[Start]

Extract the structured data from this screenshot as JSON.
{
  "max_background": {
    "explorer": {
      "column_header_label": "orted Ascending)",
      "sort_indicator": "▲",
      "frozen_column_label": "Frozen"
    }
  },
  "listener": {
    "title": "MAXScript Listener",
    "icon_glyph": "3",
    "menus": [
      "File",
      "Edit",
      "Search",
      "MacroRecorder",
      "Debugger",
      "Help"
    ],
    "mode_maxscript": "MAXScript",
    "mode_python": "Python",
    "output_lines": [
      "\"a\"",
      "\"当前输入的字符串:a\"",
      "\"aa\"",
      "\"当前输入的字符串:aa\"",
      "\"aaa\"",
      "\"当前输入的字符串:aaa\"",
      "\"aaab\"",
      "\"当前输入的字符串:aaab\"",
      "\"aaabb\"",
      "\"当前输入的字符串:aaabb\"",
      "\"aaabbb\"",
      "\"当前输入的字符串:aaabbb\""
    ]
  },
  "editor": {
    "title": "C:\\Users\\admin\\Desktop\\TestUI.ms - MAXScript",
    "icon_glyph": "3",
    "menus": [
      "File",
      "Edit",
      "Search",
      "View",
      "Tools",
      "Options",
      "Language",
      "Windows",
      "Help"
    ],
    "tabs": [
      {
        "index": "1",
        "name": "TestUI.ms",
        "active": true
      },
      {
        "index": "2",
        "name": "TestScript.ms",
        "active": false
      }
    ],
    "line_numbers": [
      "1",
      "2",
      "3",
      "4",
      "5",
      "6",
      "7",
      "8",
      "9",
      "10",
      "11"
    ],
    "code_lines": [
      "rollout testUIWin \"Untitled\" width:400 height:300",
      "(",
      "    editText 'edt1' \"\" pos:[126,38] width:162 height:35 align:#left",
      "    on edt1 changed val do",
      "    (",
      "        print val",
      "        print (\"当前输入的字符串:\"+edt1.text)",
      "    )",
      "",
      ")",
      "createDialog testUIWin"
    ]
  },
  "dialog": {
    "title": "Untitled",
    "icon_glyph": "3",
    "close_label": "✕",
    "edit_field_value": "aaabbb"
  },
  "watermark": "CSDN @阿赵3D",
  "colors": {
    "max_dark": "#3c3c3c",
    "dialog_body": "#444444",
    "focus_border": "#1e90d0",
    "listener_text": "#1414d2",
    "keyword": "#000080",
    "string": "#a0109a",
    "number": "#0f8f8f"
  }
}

[End]

Brief →
Which lines in the data above contain "testUIWin"? Show each one.

Solution to the problem →
      "rollout testUIWin \"Untitled\" width:400 height:300",
      "createDialog testUIWin"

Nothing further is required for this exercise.